Task prompt.
Please print the material below word for word, leaving out the pictures.
--- Start Data section ---
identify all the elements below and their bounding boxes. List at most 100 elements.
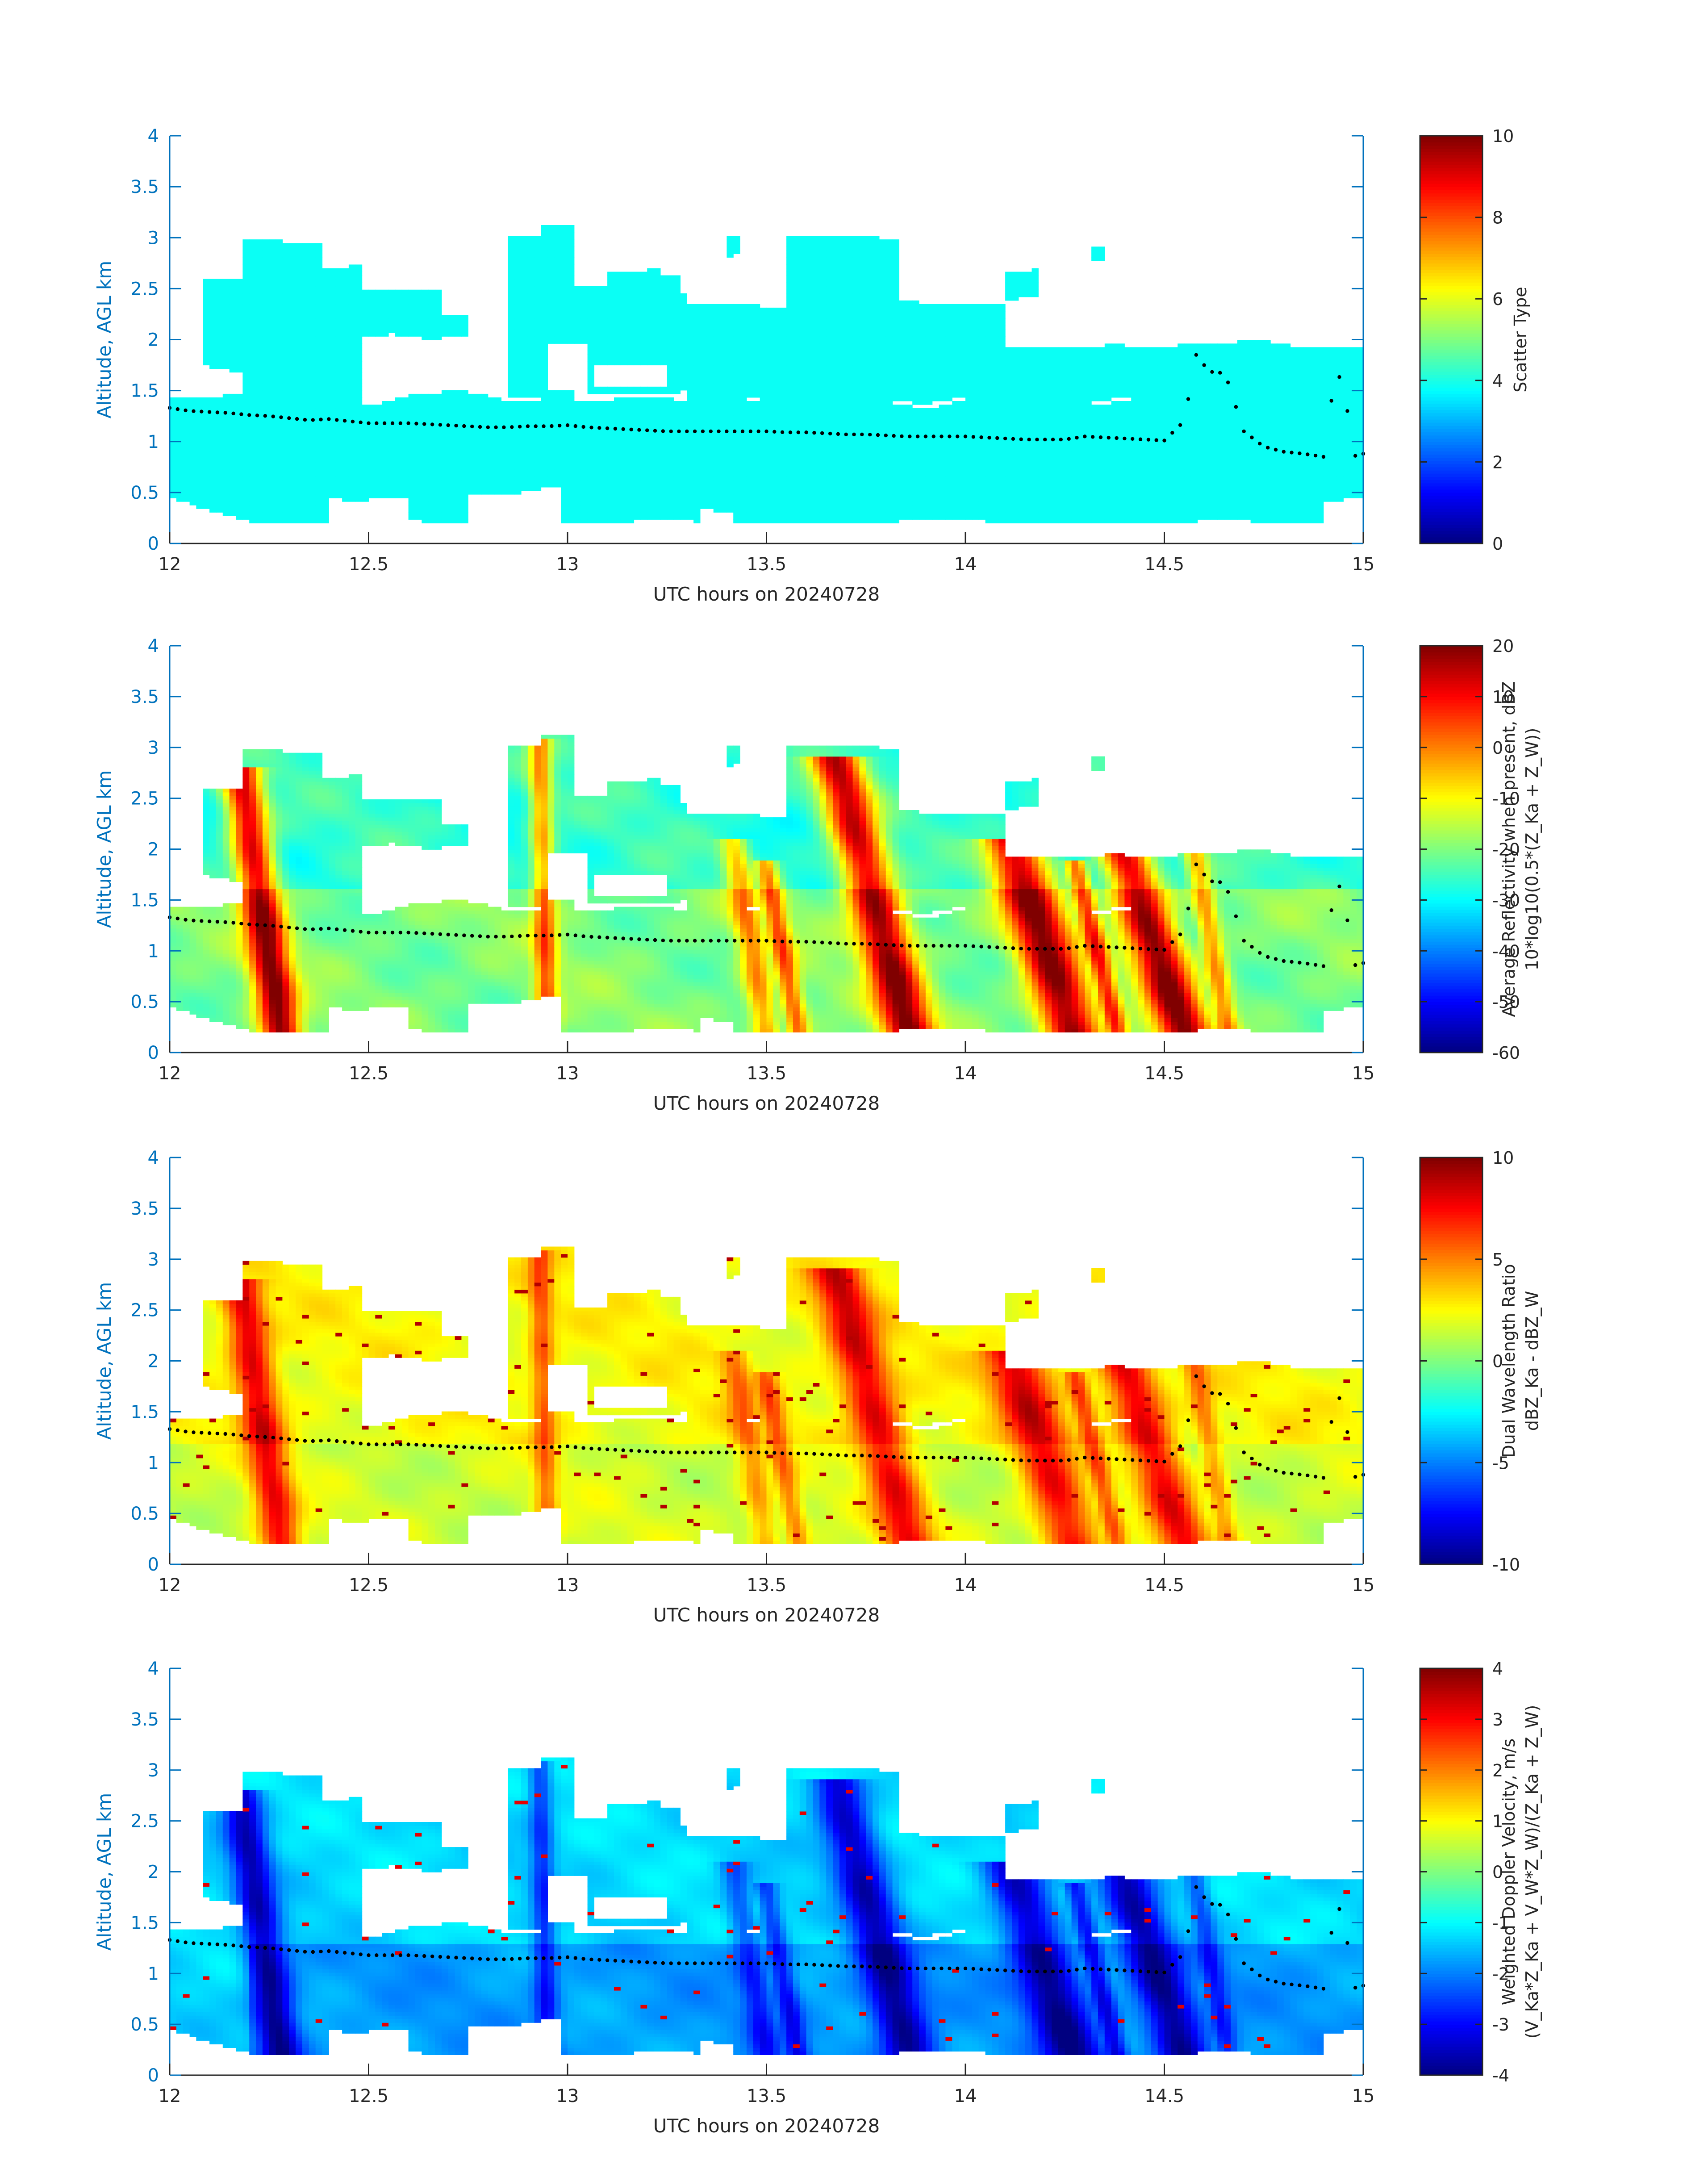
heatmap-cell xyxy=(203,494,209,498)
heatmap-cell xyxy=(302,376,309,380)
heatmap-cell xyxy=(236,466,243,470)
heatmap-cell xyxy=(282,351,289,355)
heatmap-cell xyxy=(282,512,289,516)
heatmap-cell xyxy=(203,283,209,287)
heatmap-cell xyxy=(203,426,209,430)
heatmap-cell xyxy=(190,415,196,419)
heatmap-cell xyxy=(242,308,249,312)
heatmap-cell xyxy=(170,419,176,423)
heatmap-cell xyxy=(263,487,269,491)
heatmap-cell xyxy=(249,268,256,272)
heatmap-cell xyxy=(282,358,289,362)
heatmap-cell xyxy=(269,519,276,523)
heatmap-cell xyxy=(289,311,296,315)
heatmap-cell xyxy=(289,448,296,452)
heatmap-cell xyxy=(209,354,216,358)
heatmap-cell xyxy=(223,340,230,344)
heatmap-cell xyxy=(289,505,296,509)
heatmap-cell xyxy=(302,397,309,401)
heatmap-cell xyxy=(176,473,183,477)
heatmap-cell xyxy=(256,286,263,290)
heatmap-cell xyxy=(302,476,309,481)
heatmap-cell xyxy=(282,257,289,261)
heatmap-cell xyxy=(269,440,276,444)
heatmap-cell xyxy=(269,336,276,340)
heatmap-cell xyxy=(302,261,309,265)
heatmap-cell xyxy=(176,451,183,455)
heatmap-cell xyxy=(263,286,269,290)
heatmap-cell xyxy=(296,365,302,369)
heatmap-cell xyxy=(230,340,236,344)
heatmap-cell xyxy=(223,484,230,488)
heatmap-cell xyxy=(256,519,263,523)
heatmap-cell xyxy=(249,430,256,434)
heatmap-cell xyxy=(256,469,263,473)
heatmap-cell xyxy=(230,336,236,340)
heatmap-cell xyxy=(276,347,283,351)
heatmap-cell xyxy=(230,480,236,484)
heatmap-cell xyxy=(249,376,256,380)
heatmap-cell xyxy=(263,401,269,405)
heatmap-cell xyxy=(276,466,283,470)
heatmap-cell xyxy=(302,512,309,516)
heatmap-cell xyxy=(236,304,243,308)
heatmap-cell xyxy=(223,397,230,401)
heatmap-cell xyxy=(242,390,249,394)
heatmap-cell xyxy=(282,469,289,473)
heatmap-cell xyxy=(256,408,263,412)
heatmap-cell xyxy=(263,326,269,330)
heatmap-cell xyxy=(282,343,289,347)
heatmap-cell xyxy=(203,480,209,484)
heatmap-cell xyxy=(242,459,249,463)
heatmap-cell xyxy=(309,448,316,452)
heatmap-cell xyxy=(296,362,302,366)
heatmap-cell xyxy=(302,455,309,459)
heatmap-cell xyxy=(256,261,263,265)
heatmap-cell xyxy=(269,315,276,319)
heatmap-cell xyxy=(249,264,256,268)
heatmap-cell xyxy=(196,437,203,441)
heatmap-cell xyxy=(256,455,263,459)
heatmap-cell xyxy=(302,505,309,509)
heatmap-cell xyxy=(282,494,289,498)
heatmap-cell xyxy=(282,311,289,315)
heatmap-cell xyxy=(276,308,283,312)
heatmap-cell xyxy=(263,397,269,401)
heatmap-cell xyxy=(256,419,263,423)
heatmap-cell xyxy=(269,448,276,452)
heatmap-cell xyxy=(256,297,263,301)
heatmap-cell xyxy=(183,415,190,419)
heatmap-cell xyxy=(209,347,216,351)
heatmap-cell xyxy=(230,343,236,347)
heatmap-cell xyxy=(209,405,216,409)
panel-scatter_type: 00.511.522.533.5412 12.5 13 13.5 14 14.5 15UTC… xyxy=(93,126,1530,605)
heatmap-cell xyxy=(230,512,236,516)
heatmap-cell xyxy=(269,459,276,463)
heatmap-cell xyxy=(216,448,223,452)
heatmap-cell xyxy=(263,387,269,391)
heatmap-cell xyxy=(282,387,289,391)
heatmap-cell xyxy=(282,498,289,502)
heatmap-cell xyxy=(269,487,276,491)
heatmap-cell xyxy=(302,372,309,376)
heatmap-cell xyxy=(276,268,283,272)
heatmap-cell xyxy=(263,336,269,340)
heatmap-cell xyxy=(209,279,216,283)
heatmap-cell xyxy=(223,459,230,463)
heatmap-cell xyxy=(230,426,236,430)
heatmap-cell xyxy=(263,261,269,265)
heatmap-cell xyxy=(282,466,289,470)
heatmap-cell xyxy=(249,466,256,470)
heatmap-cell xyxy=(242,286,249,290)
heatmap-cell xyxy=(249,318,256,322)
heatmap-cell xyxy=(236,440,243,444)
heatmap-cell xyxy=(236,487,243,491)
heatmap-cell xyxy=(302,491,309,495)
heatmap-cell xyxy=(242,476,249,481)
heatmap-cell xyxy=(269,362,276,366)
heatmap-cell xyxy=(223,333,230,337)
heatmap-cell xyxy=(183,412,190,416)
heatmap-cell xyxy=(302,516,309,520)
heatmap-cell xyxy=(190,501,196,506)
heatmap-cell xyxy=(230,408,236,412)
--- End Data section ---
Task output.
identify all the elements below and their bounding boxes. List at most 100 elements.
heatmap-cell xyxy=(203,494,209,498)
heatmap-cell xyxy=(302,376,309,380)
heatmap-cell xyxy=(236,466,243,470)
heatmap-cell xyxy=(282,351,289,355)
heatmap-cell xyxy=(282,512,289,516)
heatmap-cell xyxy=(203,283,209,287)
heatmap-cell xyxy=(203,426,209,430)
heatmap-cell xyxy=(190,415,196,419)
heatmap-cell xyxy=(242,308,249,312)
heatmap-cell xyxy=(170,419,176,423)
heatmap-cell xyxy=(263,487,269,491)
heatmap-cell xyxy=(249,268,256,272)
heatmap-cell xyxy=(282,358,289,362)
heatmap-cell xyxy=(269,519,276,523)
heatmap-cell xyxy=(289,311,296,315)
heatmap-cell xyxy=(289,448,296,452)
heatmap-cell xyxy=(209,354,216,358)
heatmap-cell xyxy=(223,340,230,344)
heatmap-cell xyxy=(289,505,296,509)
heatmap-cell xyxy=(302,397,309,401)
heatmap-cell xyxy=(176,473,183,477)
heatmap-cell xyxy=(256,286,263,290)
heatmap-cell xyxy=(302,476,309,481)
heatmap-cell xyxy=(282,257,289,261)
heatmap-cell xyxy=(269,440,276,444)
heatmap-cell xyxy=(269,336,276,340)
heatmap-cell xyxy=(302,261,309,265)
heatmap-cell xyxy=(176,451,183,455)
heatmap-cell xyxy=(263,286,269,290)
heatmap-cell xyxy=(296,365,302,369)
heatmap-cell xyxy=(230,340,236,344)
heatmap-cell xyxy=(223,484,230,488)
heatmap-cell xyxy=(256,519,263,523)
heatmap-cell xyxy=(249,430,256,434)
heatmap-cell xyxy=(256,469,263,473)
heatmap-cell xyxy=(230,336,236,340)
heatmap-cell xyxy=(276,347,283,351)
heatmap-cell xyxy=(230,480,236,484)
heatmap-cell xyxy=(249,376,256,380)
heatmap-cell xyxy=(263,401,269,405)
heatmap-cell xyxy=(276,466,283,470)
heatmap-cell xyxy=(302,512,309,516)
heatmap-cell xyxy=(236,304,243,308)
heatmap-cell xyxy=(223,397,230,401)
heatmap-cell xyxy=(242,390,249,394)
heatmap-cell xyxy=(282,469,289,473)
heatmap-cell xyxy=(256,408,263,412)
heatmap-cell xyxy=(263,326,269,330)
heatmap-cell xyxy=(282,343,289,347)
heatmap-cell xyxy=(203,480,209,484)
heatmap-cell xyxy=(242,459,249,463)
heatmap-cell xyxy=(309,448,316,452)
heatmap-cell xyxy=(296,362,302,366)
heatmap-cell xyxy=(302,455,309,459)
heatmap-cell xyxy=(256,261,263,265)
heatmap-cell xyxy=(269,315,276,319)
heatmap-cell xyxy=(249,264,256,268)
heatmap-cell xyxy=(196,437,203,441)
heatmap-cell xyxy=(256,455,263,459)
heatmap-cell xyxy=(302,505,309,509)
heatmap-cell xyxy=(282,494,289,498)
heatmap-cell xyxy=(282,311,289,315)
heatmap-cell xyxy=(276,308,283,312)
heatmap-cell xyxy=(263,397,269,401)
heatmap-cell xyxy=(256,419,263,423)
heatmap-cell xyxy=(269,448,276,452)
heatmap-cell xyxy=(256,297,263,301)
heatmap-cell xyxy=(183,415,190,419)
heatmap-cell xyxy=(209,347,216,351)
heatmap-cell xyxy=(230,343,236,347)
heatmap-cell xyxy=(209,405,216,409)
panel-scatter_type: 00.511.522.533.5412 12.5 13 13.5 14 14.5 15UTC… xyxy=(93,126,1530,605)
heatmap-cell xyxy=(230,512,236,516)
heatmap-cell xyxy=(269,459,276,463)
heatmap-cell xyxy=(216,448,223,452)
heatmap-cell xyxy=(263,387,269,391)
heatmap-cell xyxy=(282,387,289,391)
heatmap-cell xyxy=(282,498,289,502)
heatmap-cell xyxy=(269,487,276,491)
heatmap-cell xyxy=(302,372,309,376)
heatmap-cell xyxy=(276,268,283,272)
heatmap-cell xyxy=(263,336,269,340)
heatmap-cell xyxy=(209,279,216,283)
heatmap-cell xyxy=(223,459,230,463)
heatmap-cell xyxy=(230,426,236,430)
heatmap-cell xyxy=(263,261,269,265)
heatmap-cell xyxy=(282,466,289,470)
heatmap-cell xyxy=(249,466,256,470)
heatmap-cell xyxy=(242,286,249,290)
heatmap-cell xyxy=(249,318,256,322)
heatmap-cell xyxy=(236,440,243,444)
heatmap-cell xyxy=(236,487,243,491)
heatmap-cell xyxy=(302,491,309,495)
heatmap-cell xyxy=(242,476,249,481)
heatmap-cell xyxy=(269,362,276,366)
heatmap-cell xyxy=(223,333,230,337)
heatmap-cell xyxy=(183,412,190,416)
heatmap-cell xyxy=(302,516,309,520)
heatmap-cell xyxy=(190,501,196,506)
heatmap-cell xyxy=(230,408,236,412)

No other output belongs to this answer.